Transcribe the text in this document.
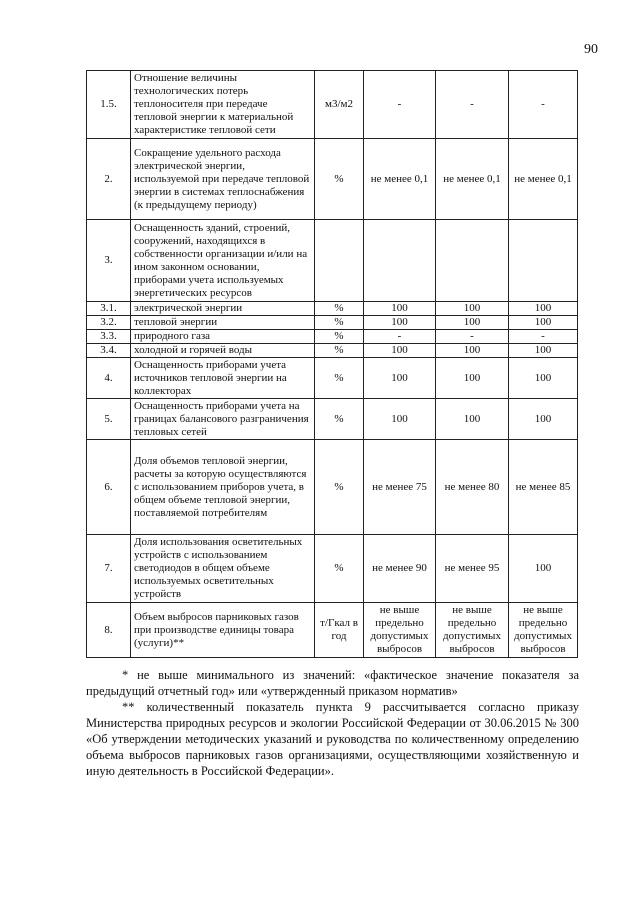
90
1.5.	Отношение величины технологических потерь теплоносителя при передаче тепловой энергии к материальной характеристике тепловой сети	м3/м2	-	-	-
2.	Сокращение удельного расхода электрической энергии, используемой при передаче тепловой энергии в системах теплоснабжения (к предыдущему периоду)	%	не менее 0,1	не менее 0,1	не менее 0,1
3.	Оснащенность зданий, строений, сооружений, находящихся в собственности организации и/или на ином законном основании, приборами учета используемых энергетических ресурсов				
3.1.	электрической энергии	%	100	100	100
3.2.	тепловой энергии	%	100	100	100
3.3.	природного газа	%	-	-	-
3.4.	холодной и горячей воды	%	100	100	100
4.	Оснащенность приборами учета источников тепловой энергии на коллекторах	%	100	100	100
5.	Оснащенность приборами учета на границах балансового разграничения тепловых сетей	%	100	100	100
6.	Доля объемов тепловой энергии, расчеты за которую осуществляются с использованием приборов учета, в общем объеме тепловой энергии, поставляемой потребителям	%	не менее 75	не менее 80	не менее 85
7.	Доля использования осветительных устройств с использованием светодиодов в общем объеме используемых осветительных устройств	%	не менее 90	не менее 95	100
8.	Объем выбросов парниковых газов при производстве единицы товара (услуги)**	т/Гкал в год	не выше предельно допустимых выбросов	не выше предельно допустимых выбросов	не выше предельно допустимых выбросов

* не выше минимального из значений: «фактическое значение показателя за предыдущий отчетный год» или «утвержденный приказом норматив»

** количественный показатель пункта 9 рассчитывается согласно приказу Министерства природных ресурсов и экологии Российской Федерации от 30.06.2015 № 300 «Об утверждении методических указаний и руководства по количественному определению объема выбросов парниковых газов организациями, осуществляющими хозяйственную и иную деятельность в Российской Федерации».
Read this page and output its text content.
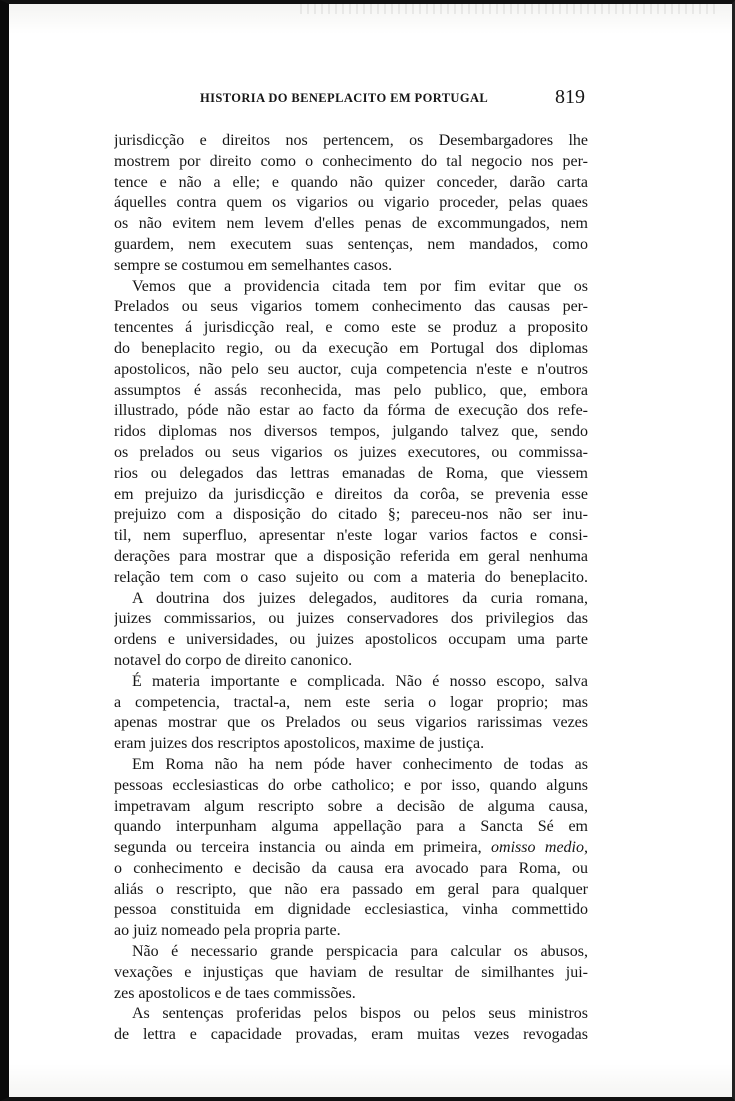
HISTORIA DO BENEPLACITO EM PORTUGAL	819
jurisdicção e direitos nos pertencem, os Desembargadores lhe
mostrem por direito como o conhecimento do tal negocio nos per-
tence e não a elle; e quando não quizer conceder, darão carta
áquelles contra quem os vigarios ou vigario proceder, pelas quaes
os não evitem nem levem d'elles penas de excommungados, nem
guardem, nem executem suas sentenças, nem mandados, como
sempre se costumou em semelhantes casos.
Vemos que a providencia citada tem por fim evitar que os
Prelados ou seus vigarios tomem conhecimento das causas per-
tencentes á jurisdicção real, e como este se produz a proposito
do beneplacito regio, ou da execução em Portugal dos diplomas
apostolicos, não pelo seu auctor, cuja competencia n'este e n'outros
assumptos é assás reconhecida, mas pelo publico, que, embora
illustrado, póde não estar ao facto da fórma de execução dos refe-
ridos diplomas nos diversos tempos, julgando talvez que, sendo
os prelados ou seus vigarios os juizes executores, ou commissa-
rios ou delegados das lettras emanadas de Roma, que viessem
em prejuizo da jurisdicção e direitos da corôa, se prevenia esse
prejuizo com a disposição do citado §; pareceu-nos não ser inu-
til, nem superfluo, apresentar n'este logar varios factos e consi-
derações para mostrar que a disposição referida em geral nenhuma
relação tem com o caso sujeito ou com a materia do beneplacito.
A doutrina dos juizes delegados, auditores da curia romana,
juizes commissarios, ou juizes conservadores dos privilegios das
ordens e universidades, ou juizes apostolicos occupam uma parte
notavel do corpo de direito canonico.
É materia importante e complicada. Não é nosso escopo, salva
a competencia, tractal-a, nem este seria o logar proprio; mas
apenas mostrar que os Prelados ou seus vigarios rarissimas vezes
eram juizes dos rescriptos apostolicos, maxime de justiça.
Em Roma não ha nem póde haver conhecimento de todas as
pessoas ecclesiasticas do orbe catholico; e por isso, quando alguns
impetravam algum rescripto sobre a decisão de alguma causa,
quando interpunham alguma appellação para a Sancta Sé em
segunda ou terceira instancia ou ainda em primeira, omisso medio,
o conhecimento e decisão da causa era avocado para Roma, ou
aliás o rescripto, que não era passado em geral para qualquer
pessoa constituida em dignidade ecclesiastica, vinha commettido
ao juiz nomeado pela propria parte.
Não é necessario grande perspicacia para calcular os abusos,
vexações e injustiças que haviam de resultar de similhantes jui-
zes apostolicos e de taes commissões.
As sentenças proferidas pelos bispos ou pelos seus ministros
de lettra e capacidade provadas, eram muitas vezes revogadas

* [YOUR INSTRUCTIONS]:
Can the entries above be repeated exactly, without their pictures?

* [REPLY]:
Transcribe the text in this document.
90
1.5.	Отношение величины технологических потерь теплоносителя при передаче тепловой энергии к материальной характеристике тепловой сети	м3/м2	-	-	-
2.	Сокращение удельного расхода электрической энергии, используемой при передаче тепловой энергии в системах теплоснабжения (к предыдущему периоду)	%	не менее 0,1	не менее 0,1	не менее 0,1
3.	Оснащенность зданий, строений, сооружений, находящихся в собственности организации и/или на ином законном основании, приборами учета используемых энергетических ресурсов				
3.1.	электрической энергии	%	100	100	100
3.2.	тепловой энергии	%	100	100	100
3.3.	природного газа	%	-	-	-
3.4.	холодной и горячей воды	%	100	100	100
4.	Оснащенность приборами учета источников тепловой энергии на коллекторах	%	100	100	100
5.	Оснащенность приборами учета на границах балансового разграничения тепловых сетей	%	100	100	100
6.	Доля объемов тепловой энергии, расчеты за которую осуществляются с использованием приборов учета, в общем объеме тепловой энергии, поставляемой потребителям	%	не менее 75	не менее 80	не менее 85
7.	Доля использования осветительных устройств с использованием светодиодов в общем объеме используемых осветительных устройств	%	не менее 90	не менее 95	100
8.	Объем выбросов парниковых газов при производстве единицы товара (услуги)**	т/Гкал в год	не выше предельно допустимых выбросов	не выше предельно допустимых выбросов	не выше предельно допустимых выбросов

* не выше минимального из значений: «фактическое значение показателя за предыдущий отчетный год» или «утвержденный приказом норматив»

** количественный показатель пункта 9 рассчитывается согласно приказу Министерства природных ресурсов и экологии Российской Федерации от 30.06.2015 № 300 «Об утверждении методических указаний и руководства по количественному определению объема выбросов парниковых газов организациями, осуществляющими хозяйственную и иную деятельность в Российской Федерации».
Read this page and output its text content.
HISTORIA DO BENEPLACITO EM PORTUGAL	819
jurisdicção e direitos nos pertencem, os Desembargadores lhe
mostrem por direito como o conhecimento do tal negocio nos per-
tence e não a elle; e quando não quizer conceder, darão carta
áquelles contra quem os vigarios ou vigario proceder, pelas quaes
os não evitem nem levem d'elles penas de excommungados, nem
guardem, nem executem suas sentenças, nem mandados, como
sempre se costumou em semelhantes casos.
Vemos que a providencia citada tem por fim evitar que os
Prelados ou seus vigarios tomem conhecimento das causas per-
tencentes á jurisdicção real, e como este se produz a proposito
do beneplacito regio, ou da execução em Portugal dos diplomas
apostolicos, não pelo seu auctor, cuja competencia n'este e n'outros
assumptos é assás reconhecida, mas pelo publico, que, embora
illustrado, póde não estar ao facto da fórma de execução dos refe-
ridos diplomas nos diversos tempos, julgando talvez que, sendo
os prelados ou seus vigarios os juizes executores, ou commissa-
rios ou delegados das lettras emanadas de Roma, que viessem
em prejuizo da jurisdicção e direitos da corôa, se prevenia esse
prejuizo com a disposição do citado §; pareceu-nos não ser inu-
til, nem superfluo, apresentar n'este logar varios factos e consi-
derações para mostrar que a disposição referida em geral nenhuma
relação tem com o caso sujeito ou com a materia do beneplacito.
A doutrina dos juizes delegados, auditores da curia romana,
juizes commissarios, ou juizes conservadores dos privilegios das
ordens e universidades, ou juizes apostolicos occupam uma parte
notavel do corpo de direito canonico.
É materia importante e complicada. Não é nosso escopo, salva
a competencia, tractal-a, nem este seria o logar proprio; mas
apenas mostrar que os Prelados ou seus vigarios rarissimas vezes
eram juizes dos rescriptos apostolicos, maxime de justiça.
Em Roma não ha nem póde haver conhecimento de todas as
pessoas ecclesiasticas do orbe catholico; e por isso, quando alguns
impetravam algum rescripto sobre a decisão de alguma causa,
quando interpunham alguma appellação para a Sancta Sé em
segunda ou terceira instancia ou ainda em primeira, omisso medio,
o conhecimento e decisão da causa era avocado para Roma, ou
aliás o rescripto, que não era passado em geral para qualquer
pessoa constituida em dignidade ecclesiastica, vinha commettido
ao juiz nomeado pela propria parte.
Não é necessario grande perspicacia para calcular os abusos,
vexações e injustiças que haviam de resultar de similhantes jui-
zes apostolicos e de taes commissões.
As sentenças proferidas pelos bispos ou pelos seus ministros
de lettra e capacidade provadas, eram muitas vezes revogadas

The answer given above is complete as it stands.